**GIVEN EXERCISE**.
Write out the whole listing again, exactly as given.

**RECORD EXTRACTS**.
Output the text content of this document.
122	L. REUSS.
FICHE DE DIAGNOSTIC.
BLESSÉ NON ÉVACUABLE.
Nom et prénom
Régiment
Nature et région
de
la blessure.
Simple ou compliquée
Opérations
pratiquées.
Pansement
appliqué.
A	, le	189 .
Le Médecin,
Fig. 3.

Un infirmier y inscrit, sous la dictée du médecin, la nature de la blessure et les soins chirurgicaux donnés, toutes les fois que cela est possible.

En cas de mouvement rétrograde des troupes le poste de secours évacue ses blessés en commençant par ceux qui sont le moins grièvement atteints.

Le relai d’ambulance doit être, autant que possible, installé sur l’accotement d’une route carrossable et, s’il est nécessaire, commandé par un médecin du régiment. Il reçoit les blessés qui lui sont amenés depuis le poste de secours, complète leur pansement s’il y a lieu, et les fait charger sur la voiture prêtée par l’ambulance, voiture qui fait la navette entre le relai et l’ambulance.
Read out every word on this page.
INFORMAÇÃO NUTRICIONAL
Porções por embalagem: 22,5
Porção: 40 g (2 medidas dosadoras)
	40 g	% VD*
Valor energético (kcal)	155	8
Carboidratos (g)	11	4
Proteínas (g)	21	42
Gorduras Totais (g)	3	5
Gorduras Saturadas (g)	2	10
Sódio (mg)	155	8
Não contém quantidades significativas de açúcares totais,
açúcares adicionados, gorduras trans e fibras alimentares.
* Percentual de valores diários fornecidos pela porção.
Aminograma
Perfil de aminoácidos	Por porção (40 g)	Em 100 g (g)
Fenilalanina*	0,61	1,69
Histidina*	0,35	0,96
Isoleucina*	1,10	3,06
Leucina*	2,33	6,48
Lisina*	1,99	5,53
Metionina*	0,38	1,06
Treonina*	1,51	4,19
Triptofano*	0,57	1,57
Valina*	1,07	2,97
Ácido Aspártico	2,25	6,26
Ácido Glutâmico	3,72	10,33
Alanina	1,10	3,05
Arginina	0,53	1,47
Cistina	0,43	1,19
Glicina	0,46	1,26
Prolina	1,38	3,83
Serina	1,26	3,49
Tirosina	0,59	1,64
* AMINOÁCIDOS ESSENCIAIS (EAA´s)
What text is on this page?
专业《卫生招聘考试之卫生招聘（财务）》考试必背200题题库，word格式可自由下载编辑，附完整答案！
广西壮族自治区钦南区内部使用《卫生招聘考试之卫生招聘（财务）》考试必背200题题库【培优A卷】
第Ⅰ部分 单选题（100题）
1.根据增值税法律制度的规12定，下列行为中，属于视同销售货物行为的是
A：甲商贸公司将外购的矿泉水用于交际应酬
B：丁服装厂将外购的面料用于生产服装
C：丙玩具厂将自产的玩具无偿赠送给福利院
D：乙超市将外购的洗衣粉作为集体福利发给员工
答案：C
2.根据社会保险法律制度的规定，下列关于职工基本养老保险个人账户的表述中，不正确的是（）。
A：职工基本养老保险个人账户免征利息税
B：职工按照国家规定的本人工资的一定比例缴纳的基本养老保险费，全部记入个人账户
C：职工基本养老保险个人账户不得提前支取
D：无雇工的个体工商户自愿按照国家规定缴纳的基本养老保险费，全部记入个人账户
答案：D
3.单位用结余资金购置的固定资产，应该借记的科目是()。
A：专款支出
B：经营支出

**REPLY TO THE EXERCISE**.
Output the text content of this document.
122	L. REUSS.
FICHE DE DIAGNOSTIC.
BLESSÉ NON ÉVACUABLE.
Nom et prénom
Régiment
Nature et région
de
la blessure.
Simple ou compliquée
Opérations
pratiquées.
Pansement
appliqué.
A	, le	189 .
Le Médecin,
Fig. 3.

Un infirmier y inscrit, sous la dictée du médecin, la nature de la blessure et les soins chirurgicaux donnés, toutes les fois que cela est possible.

En cas de mouvement rétrograde des troupes le poste de secours évacue ses blessés en commençant par ceux qui sont le moins grièvement atteints.

Le relai d’ambulance doit être, autant que possible, installé sur l’accotement d’une route carrossable et, s’il est nécessaire, commandé par un médecin du régiment. Il reçoit les blessés qui lui sont amenés depuis le poste de secours, complète leur pansement s’il y a lieu, et les fait charger sur la voiture prêtée par l’ambulance, voiture qui fait la navette entre le relai et l’ambulance.
Read out every word on this page.
INFORMAÇÃO NUTRICIONAL
Porções por embalagem: 22,5
Porção: 40 g (2 medidas dosadoras)
	40 g	% VD*
Valor energético (kcal)	155	8
Carboidratos (g)	11	4
Proteínas (g)	21	42
Gorduras Totais (g)	3	5
Gorduras Saturadas (g)	2	10
Sódio (mg)	155	8
Não contém quantidades significativas de açúcares totais,
açúcares adicionados, gorduras trans e fibras alimentares.
* Percentual de valores diários fornecidos pela porção.
Aminograma
Perfil de aminoácidos	Por porção (40 g)	Em 100 g (g)
Fenilalanina*	0,61	1,69
Histidina*	0,35	0,96
Isoleucina*	1,10	3,06
Leucina*	2,33	6,48
Lisina*	1,99	5,53
Metionina*	0,38	1,06
Treonina*	1,51	4,19
Triptofano*	0,57	1,57
Valina*	1,07	2,97
Ácido Aspártico	2,25	6,26
Ácido Glutâmico	3,72	10,33
Alanina	1,10	3,05
Arginina	0,53	1,47
Cistina	0,43	1,19
Glicina	0,46	1,26
Prolina	1,38	3,83
Serina	1,26	3,49
Tirosina	0,59	1,64
* AMINOÁCIDOS ESSENCIAIS (EAA´s)
What text is on this page?
专业《卫生招聘考试之卫生招聘（财务）》考试必背200题题库，word格式可自由下载编辑，附完整答案！
广西壮族自治区钦南区内部使用《卫生招聘考试之卫生招聘（财务）》考试必背200题题库【培优A卷】
第Ⅰ部分 单选题（100题）
1.根据增值税法律制度的规12定，下列行为中，属于视同销售货物行为的是
A：甲商贸公司将外购的矿泉水用于交际应酬
B：丁服装厂将外购的面料用于生产服装
C：丙玩具厂将自产的玩具无偿赠送给福利院
D：乙超市将外购的洗衣粉作为集体福利发给员工
答案：C
2.根据社会保险法律制度的规定，下列关于职工基本养老保险个人账户的表述中，不正确的是（）。
A：职工基本养老保险个人账户免征利息税
B：职工按照国家规定的本人工资的一定比例缴纳的基本养老保险费，全部记入个人账户
C：职工基本养老保险个人账户不得提前支取
D：无雇工的个体工商户自愿按照国家规定缴纳的基本养老保险费，全部记入个人账户
答案：D
3.单位用结余资金购置的固定资产，应该借记的科目是()。
A：专款支出
B：经营支出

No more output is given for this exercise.